[PROBLEM DETAILS] Set out each line from the following listing that includes the word "JSON".

[MATERIAL SHOWN]

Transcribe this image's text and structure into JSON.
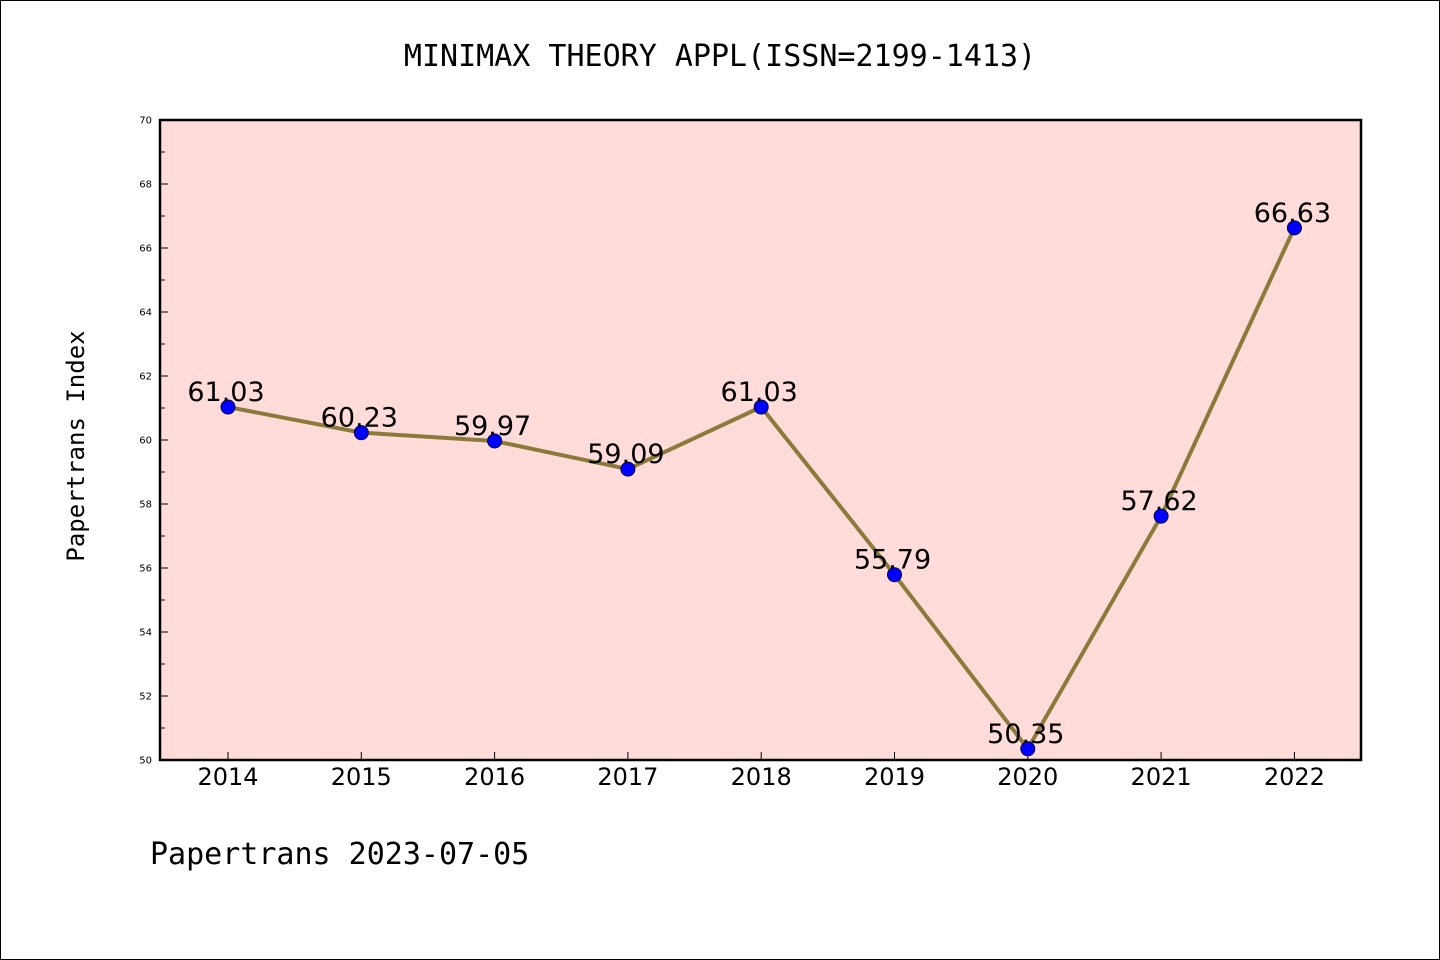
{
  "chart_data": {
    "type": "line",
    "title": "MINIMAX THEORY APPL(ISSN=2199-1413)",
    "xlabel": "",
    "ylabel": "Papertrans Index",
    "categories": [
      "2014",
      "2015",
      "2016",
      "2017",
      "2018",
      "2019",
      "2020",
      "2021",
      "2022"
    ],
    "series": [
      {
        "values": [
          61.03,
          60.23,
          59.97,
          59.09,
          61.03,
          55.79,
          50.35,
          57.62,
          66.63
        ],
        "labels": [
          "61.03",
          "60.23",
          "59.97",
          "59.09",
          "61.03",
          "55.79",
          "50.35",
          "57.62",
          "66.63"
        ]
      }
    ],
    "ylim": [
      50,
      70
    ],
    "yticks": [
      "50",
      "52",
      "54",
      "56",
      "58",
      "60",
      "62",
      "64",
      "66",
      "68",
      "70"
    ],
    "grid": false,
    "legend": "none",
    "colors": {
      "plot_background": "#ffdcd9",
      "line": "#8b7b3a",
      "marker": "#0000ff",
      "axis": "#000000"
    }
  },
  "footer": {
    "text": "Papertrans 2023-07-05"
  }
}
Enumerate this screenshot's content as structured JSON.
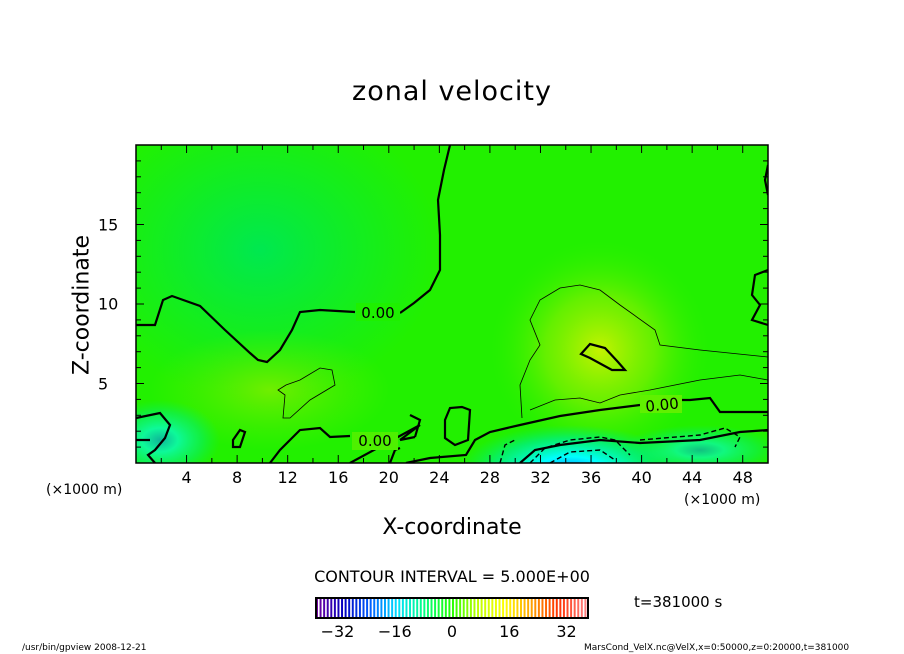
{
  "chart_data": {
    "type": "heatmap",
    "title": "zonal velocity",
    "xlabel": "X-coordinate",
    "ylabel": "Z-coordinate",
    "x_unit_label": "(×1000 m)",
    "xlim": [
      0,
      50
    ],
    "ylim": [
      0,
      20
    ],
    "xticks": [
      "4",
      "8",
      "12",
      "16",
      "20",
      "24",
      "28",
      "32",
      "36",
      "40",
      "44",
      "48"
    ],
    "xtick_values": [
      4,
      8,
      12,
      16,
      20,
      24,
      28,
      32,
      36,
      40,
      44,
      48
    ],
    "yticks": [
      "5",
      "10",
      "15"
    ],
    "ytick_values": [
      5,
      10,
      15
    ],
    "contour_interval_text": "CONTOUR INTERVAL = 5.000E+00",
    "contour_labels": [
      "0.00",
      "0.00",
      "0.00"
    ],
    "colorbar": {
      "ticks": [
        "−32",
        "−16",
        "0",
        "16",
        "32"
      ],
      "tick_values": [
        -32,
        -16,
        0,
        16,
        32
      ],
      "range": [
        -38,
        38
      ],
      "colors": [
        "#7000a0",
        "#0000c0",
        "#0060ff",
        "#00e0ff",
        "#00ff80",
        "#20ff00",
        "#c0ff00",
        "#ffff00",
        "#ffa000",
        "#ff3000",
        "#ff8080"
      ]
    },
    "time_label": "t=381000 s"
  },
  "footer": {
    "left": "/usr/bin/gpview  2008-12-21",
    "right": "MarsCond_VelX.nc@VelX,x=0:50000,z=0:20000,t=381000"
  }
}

[COMPLETE ANSWER]
Transcribe this image's text and structure into JSON.
Enumerate this screenshot's content as structured JSON.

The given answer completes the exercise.